* START Supplied data *

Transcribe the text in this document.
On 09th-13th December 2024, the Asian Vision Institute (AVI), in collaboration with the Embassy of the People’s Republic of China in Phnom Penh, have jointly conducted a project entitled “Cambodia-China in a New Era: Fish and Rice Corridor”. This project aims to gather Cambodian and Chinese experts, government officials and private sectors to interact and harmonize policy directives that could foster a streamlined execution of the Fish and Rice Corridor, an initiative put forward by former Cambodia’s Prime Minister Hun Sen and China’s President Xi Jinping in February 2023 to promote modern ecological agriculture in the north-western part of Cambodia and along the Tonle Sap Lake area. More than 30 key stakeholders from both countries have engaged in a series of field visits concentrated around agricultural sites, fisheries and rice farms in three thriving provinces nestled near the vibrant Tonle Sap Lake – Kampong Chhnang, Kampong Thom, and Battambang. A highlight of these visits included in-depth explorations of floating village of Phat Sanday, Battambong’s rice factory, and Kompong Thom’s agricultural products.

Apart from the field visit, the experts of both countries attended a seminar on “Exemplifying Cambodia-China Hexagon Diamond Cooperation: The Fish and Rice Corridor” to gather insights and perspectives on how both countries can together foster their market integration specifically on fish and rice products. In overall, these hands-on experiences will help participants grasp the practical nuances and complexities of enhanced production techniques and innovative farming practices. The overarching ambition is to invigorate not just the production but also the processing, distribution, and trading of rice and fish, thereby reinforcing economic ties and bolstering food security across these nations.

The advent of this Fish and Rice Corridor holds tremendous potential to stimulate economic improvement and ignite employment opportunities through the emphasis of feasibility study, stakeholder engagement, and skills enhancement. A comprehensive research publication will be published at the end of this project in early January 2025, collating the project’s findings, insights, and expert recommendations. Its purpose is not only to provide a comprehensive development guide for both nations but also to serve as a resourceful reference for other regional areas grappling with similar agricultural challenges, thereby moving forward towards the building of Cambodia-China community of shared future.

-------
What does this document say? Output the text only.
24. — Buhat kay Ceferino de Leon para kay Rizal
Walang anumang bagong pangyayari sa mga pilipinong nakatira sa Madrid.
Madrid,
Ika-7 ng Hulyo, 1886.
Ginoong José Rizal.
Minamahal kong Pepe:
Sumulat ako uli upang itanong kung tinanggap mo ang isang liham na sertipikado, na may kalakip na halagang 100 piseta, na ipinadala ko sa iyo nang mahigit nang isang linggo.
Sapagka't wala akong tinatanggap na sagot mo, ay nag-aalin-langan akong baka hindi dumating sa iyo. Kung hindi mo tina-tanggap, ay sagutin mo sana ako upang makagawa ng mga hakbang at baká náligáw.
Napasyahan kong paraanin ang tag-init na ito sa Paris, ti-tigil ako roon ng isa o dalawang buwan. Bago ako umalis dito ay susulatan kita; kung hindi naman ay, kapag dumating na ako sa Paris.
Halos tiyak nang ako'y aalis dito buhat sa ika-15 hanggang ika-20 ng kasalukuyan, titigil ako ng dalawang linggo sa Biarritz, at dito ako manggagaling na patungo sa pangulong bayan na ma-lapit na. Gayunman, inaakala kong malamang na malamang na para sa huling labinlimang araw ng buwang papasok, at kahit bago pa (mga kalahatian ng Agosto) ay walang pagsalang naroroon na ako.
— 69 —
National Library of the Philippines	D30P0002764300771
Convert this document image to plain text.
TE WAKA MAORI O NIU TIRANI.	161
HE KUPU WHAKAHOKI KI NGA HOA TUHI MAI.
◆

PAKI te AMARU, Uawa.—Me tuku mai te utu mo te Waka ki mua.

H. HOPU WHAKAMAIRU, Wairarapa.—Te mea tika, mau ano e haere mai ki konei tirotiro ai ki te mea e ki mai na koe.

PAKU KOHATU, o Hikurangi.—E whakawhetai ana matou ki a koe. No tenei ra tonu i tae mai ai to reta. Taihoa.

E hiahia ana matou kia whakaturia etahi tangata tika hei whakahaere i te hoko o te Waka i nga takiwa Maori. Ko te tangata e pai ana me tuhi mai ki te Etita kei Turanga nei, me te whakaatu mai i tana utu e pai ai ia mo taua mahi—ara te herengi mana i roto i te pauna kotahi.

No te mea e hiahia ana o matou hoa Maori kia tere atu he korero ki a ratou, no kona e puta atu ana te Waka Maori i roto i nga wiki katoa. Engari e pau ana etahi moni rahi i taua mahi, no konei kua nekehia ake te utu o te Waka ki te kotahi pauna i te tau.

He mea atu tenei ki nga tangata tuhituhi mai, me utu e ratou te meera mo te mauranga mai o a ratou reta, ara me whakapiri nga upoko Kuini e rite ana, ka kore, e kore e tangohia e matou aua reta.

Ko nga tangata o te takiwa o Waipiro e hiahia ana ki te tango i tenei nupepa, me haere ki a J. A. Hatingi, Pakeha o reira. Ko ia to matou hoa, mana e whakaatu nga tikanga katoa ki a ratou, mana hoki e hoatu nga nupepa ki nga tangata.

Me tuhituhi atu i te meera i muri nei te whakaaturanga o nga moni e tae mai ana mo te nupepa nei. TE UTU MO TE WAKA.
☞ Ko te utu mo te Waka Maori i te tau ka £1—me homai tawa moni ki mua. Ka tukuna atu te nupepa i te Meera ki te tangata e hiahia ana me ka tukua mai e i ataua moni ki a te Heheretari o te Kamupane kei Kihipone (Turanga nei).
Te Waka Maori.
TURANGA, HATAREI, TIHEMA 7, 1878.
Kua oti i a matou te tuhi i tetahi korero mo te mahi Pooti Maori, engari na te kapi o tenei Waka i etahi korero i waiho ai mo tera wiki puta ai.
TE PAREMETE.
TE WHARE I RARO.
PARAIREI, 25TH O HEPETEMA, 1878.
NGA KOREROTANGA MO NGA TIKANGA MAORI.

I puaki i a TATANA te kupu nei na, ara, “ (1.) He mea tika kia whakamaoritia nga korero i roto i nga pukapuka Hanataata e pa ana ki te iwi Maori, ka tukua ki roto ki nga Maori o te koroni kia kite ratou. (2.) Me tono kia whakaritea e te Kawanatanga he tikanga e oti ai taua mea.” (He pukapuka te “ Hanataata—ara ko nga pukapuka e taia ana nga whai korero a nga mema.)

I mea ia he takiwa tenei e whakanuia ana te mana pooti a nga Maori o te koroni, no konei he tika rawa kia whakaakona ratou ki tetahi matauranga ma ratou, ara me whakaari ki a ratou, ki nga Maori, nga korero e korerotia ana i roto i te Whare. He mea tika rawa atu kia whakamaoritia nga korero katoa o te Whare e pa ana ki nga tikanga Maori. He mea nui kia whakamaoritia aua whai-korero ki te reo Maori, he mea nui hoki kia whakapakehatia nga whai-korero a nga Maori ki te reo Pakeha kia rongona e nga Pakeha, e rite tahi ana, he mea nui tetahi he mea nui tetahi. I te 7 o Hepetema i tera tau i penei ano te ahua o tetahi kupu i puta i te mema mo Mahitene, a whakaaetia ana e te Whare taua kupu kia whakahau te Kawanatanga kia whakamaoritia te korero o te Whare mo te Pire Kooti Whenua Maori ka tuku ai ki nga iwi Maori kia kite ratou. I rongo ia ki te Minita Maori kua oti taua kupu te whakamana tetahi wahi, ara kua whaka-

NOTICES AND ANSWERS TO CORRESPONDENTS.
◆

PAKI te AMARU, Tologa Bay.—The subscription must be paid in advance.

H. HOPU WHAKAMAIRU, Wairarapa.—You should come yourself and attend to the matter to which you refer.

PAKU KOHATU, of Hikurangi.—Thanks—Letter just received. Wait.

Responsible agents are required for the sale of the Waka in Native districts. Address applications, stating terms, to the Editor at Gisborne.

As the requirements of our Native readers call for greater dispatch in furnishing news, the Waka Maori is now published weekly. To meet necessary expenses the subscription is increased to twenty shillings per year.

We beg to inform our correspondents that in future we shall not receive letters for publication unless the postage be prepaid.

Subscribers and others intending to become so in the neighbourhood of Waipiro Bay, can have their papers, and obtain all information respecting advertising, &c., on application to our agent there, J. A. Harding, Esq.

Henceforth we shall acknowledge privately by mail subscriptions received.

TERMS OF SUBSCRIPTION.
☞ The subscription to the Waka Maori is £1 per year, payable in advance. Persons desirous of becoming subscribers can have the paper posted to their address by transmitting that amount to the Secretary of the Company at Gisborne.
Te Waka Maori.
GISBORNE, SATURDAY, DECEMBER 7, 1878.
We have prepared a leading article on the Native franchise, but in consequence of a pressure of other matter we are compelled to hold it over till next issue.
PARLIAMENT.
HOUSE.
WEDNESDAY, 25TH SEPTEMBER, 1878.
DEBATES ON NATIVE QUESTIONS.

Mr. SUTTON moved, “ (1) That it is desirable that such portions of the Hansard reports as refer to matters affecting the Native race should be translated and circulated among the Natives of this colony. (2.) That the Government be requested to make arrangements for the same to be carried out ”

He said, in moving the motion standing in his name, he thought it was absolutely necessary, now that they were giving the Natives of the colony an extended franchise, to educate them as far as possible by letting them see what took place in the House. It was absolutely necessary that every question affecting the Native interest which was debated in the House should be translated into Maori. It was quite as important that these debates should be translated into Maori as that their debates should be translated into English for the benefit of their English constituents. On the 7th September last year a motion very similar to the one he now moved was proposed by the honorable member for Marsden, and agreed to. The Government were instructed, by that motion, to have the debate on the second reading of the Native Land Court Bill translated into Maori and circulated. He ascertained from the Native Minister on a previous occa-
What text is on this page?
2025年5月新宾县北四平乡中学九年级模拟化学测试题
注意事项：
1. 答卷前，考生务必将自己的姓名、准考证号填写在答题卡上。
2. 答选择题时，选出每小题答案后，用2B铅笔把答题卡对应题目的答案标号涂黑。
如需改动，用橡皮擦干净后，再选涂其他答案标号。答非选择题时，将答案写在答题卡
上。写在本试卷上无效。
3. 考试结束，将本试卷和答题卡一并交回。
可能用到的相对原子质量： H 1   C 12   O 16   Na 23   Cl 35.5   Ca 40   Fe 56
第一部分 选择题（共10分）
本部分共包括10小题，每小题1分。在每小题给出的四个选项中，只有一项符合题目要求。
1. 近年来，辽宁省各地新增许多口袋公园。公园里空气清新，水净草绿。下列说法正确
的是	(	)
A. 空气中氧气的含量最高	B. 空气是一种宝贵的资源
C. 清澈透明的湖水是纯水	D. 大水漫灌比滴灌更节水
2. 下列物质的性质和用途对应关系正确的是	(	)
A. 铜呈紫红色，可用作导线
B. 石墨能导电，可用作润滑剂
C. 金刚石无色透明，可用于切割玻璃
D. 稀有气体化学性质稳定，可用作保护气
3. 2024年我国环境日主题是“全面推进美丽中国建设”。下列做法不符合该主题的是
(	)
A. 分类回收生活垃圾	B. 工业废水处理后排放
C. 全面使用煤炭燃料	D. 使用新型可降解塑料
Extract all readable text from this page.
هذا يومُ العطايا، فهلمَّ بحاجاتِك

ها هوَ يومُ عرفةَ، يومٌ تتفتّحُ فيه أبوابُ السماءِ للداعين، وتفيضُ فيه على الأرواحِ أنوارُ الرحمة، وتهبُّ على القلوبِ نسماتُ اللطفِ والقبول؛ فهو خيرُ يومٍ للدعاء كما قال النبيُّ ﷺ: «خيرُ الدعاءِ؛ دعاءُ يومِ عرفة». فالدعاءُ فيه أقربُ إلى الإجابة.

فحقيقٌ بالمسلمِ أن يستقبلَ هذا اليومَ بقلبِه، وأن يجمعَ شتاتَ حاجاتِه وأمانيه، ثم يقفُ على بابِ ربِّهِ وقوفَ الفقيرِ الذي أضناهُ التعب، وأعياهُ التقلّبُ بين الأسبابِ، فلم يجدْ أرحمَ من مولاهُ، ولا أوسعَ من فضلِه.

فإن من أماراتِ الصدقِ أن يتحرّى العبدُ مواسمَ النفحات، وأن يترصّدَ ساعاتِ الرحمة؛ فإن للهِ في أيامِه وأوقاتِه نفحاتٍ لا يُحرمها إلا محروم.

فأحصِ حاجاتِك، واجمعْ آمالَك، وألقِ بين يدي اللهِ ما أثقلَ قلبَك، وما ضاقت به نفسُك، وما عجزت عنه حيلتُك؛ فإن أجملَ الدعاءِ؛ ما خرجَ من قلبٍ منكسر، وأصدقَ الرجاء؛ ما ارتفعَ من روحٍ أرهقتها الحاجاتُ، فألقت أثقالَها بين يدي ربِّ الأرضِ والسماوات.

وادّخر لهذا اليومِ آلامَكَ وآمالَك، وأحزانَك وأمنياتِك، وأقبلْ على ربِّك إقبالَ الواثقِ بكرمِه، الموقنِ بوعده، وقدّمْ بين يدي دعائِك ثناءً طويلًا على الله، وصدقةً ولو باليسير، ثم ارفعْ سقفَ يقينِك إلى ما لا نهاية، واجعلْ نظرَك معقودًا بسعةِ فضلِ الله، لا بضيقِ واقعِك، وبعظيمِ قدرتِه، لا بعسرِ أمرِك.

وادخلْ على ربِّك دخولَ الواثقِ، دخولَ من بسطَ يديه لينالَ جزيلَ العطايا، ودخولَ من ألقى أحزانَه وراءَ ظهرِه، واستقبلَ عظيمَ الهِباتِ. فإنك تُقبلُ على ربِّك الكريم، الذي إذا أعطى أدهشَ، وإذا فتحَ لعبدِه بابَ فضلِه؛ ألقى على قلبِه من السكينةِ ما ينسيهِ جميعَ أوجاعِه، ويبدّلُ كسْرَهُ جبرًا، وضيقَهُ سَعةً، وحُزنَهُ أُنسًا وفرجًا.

* END Supplied data *

* **What the exercise asks**
Determine how many lines of the entries above carry the string "tangata", and give that number alone.

* **Response for this exercise**
4